STATED PROBLEM A: In the password manager discussion, turn the paragraph beginning "Use a password manager." into a short bulleted list that keeps its main points.
STATED PROBLEM B: In the password manager discussion, what Mac app is named as letting you view and edit everything in KeyChain?
STATED PROBLEM C: Continue the password manager discussion from its final post, adding a few more replies in the same informal style.

TEXT PROVIDED:
• • •

Use a password manager. Whatever solution you think you can come up with is most likely not secure. Computers store a lot of temporary files in places you might not even know how to check, so don’t just stick it in a text file. Use a properly made password manager, such as Bitwarden or KeePassXC. They’re not going to steal your passwords. Store your master password in a safe place or use a passphrase that you can remember. Even using your browser’s password storage is better than nothing. Don’t reuse passwords, use long randomly generated ones.
It’s free, it’s convenient, it takes a few minutes to set up, and its a massive boost in security. No needing to remember passwords. No needing to come up with new passwords. No manually typing passwords. I know I’m preaching to the choir, but if even one of you decides to use a password manager after this then it’s an easy win.
Please, don’t wait. If you aren’t using a password manager right now, take a few minutes. You’ll thank yourself later.
people who use a password manager but store the master password on Discord
???
Yeah, true story. Really weird.
I really want to know what the logic behind their thinking was…or maybe they were just lazy? I don’t know, it’s so weird that they’d get to the point of using a password manager but then still make such a basic error.
Marginally better than using discord itself as your password manager (also a true story!)
How does this work? Do they ask other people to remember their passwords?
Some people keep journal servers where it’s just them in a server alone, could be that
yes, it’s that.
How do I convince my girlfriend to stop using her safari password manager and migrate it to bitwarden? Is the password manager in Safari so unsafe that it’s worth the additional effort she might ask.
It’s not that bad, but tell her that she can set Bitwarden as the default option for auto-fill in the settings and everything will get automatically filled in, just like with the normal Safari password manager
Apple is releasing a more comprehensive password manager in the next few months, if she’s heavily in the apple ecosystem the switch could be pretty convenient
Obviously bitwarden or keepass would be great but this would be a bump up from being stored in a browser
Thanks for the update! I will keep an eye out
My understanding is that your GF will be using Apple’s KeyChain, which is pretty good except that it’s hard to look inside and manually edit. It’s not just in Safari.
The upcoming Password app is just a nice user interface to KeyChain. So no change to the functionality as such, but I think it’ll make a big difference to how it’s used.
it’s hard to look inside and manually edit
It’s actually pretty easy when you’re on a Mac. They bundle an app called Keychain Access, which lets you look at and edit everything.

• • •

ENTRIES SUPPLIED:
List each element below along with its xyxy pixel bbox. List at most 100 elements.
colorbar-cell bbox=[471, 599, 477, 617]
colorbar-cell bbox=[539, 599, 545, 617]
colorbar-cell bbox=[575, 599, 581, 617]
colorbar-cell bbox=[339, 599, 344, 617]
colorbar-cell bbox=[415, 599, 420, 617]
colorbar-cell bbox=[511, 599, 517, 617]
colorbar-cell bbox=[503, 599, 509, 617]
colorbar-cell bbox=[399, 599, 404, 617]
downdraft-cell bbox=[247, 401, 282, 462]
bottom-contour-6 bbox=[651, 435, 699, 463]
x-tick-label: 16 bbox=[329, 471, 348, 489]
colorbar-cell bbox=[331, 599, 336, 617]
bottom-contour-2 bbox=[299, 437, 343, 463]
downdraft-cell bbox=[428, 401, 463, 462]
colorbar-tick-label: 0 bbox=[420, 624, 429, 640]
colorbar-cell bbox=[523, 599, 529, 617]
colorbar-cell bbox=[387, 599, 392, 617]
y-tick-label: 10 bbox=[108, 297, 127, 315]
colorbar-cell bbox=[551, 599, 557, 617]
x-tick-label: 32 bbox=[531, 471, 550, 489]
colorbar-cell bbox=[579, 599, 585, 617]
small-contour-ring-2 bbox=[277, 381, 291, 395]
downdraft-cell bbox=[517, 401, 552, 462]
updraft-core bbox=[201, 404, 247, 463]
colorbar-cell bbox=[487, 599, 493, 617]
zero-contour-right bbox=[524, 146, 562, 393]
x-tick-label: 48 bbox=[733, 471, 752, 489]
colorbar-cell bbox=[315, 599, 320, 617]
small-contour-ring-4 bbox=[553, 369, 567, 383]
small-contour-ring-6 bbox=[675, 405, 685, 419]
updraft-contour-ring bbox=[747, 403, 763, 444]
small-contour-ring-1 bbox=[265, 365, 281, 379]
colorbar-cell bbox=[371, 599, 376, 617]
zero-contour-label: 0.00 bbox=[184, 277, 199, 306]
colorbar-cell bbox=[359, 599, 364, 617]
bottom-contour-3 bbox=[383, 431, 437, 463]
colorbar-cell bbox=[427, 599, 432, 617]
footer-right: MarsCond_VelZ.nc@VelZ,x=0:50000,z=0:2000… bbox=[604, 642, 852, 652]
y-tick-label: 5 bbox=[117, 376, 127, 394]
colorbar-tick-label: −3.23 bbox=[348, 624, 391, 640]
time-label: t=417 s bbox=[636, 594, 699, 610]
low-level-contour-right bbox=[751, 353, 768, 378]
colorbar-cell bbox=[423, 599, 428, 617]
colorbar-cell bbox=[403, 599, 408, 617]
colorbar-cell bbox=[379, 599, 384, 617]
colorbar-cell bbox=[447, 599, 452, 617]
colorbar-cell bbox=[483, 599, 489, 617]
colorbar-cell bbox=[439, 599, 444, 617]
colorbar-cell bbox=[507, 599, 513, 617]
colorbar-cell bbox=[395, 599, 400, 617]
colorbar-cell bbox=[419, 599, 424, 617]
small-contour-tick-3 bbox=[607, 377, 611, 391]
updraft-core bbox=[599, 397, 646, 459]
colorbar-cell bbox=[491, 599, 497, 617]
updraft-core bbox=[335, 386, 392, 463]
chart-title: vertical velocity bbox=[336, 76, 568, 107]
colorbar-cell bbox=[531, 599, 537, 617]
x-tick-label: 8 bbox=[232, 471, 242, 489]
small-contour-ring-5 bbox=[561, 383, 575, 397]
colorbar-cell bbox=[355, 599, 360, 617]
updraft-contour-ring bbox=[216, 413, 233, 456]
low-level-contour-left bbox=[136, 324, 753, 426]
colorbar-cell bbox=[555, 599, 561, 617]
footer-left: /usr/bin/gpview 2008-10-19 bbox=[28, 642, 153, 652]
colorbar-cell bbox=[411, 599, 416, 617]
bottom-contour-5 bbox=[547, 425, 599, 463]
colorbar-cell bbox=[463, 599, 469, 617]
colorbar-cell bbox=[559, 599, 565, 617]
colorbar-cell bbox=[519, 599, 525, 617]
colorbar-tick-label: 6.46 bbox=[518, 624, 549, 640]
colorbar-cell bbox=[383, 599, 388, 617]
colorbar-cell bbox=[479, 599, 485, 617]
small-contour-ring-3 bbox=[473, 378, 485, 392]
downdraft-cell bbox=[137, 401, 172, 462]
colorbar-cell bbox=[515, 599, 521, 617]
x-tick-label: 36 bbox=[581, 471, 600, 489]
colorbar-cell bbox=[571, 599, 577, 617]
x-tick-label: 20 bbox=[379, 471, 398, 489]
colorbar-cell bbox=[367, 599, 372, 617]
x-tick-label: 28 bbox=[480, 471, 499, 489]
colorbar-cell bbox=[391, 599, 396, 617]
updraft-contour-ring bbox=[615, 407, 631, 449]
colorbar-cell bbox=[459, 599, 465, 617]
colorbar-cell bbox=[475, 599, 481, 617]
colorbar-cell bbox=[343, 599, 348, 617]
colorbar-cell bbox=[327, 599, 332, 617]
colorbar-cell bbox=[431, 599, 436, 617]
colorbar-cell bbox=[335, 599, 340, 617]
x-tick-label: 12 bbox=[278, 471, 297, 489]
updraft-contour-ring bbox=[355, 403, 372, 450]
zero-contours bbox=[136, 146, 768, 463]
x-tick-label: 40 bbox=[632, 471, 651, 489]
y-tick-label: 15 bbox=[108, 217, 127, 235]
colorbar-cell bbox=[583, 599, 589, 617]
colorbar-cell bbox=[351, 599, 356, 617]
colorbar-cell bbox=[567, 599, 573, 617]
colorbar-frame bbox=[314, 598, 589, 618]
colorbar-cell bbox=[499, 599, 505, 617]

• • •

RESPONSE A:
- Use a password manager; a homemade method is probably not secure.
- Don't keep passwords in a text file, since computers store temporary files in places you may not know to check.
- Pick a properly made manager such as Bitwarden or KeePassXC; they won't steal your passwords.
- Keep your master password somewhere safe, or use a passphrase you can remember.
- Even your browser's password storage is better than nothing.
- Don't reuse passwords; use long, randomly generated ones.

RESPONSE B: Keychain Access.

RESPONSE C:
Yes, that’s true. Keychain Access helps a lot.
My password manager is
mkdir ~/Account/some.domain cd $_ genpasswd | openssl some-cipher -k 'really strong encryption password' >pass.enc echo username >login
#decrypt cd ~/Account/some.domain openssl some-cipher -d <pass.enc | xclip #paste in field xclip login #paste in field
Couldn’t be easier, couldn’t be safer.
Why?
Why would I use a password manager when this is much simpler and less error-prone?
Nothing about this is simpler than just using a proper password manager.
One must imagine skill issue.
I suggest looking at how many dynlibs your password manager links against and tell me it’s “simpler” again.
Replying to this pretentious comment for the sake of others reading this:
Run
history | grep genpasswd
for why this is not a good password storage solution. One must image skill issue.If you think the CLI is the cool kid way to go, use https://www.passwordstore.org/, but tbh I don’t recommend that either.
Replying to this pretentious comment for the sake of others reading this:
Replying to this pretentious comment for the sake of others reading this:
Run history | grep genpasswd for why this is not a good password storage solution. One must image skill issue.
I have history disabled in my shell, and unless your shell logs to a file, the password stays in memory.
1337
In my experience preaching this same thing to many users at work and just personal friends, they won’t change their ways. Because “omg not another password to remember” and “that’s too much work to login just to get a password”.
I’ve just stopped trying to educate people at this point. That’s on them when their info gets leaked or accounts drained.
I am fighting this with people at work.
No, it is not “one more password to remember”
You have 2 passwords: your laptop and your Bitwarden. Forget everything else. Don’t care. Use a passphrase if you have troubles with passwords.
I even generated a sample password from bitwarden and drew them a picture of how to remember it lol
Still about 10% of people forgot their password in the first 2 months.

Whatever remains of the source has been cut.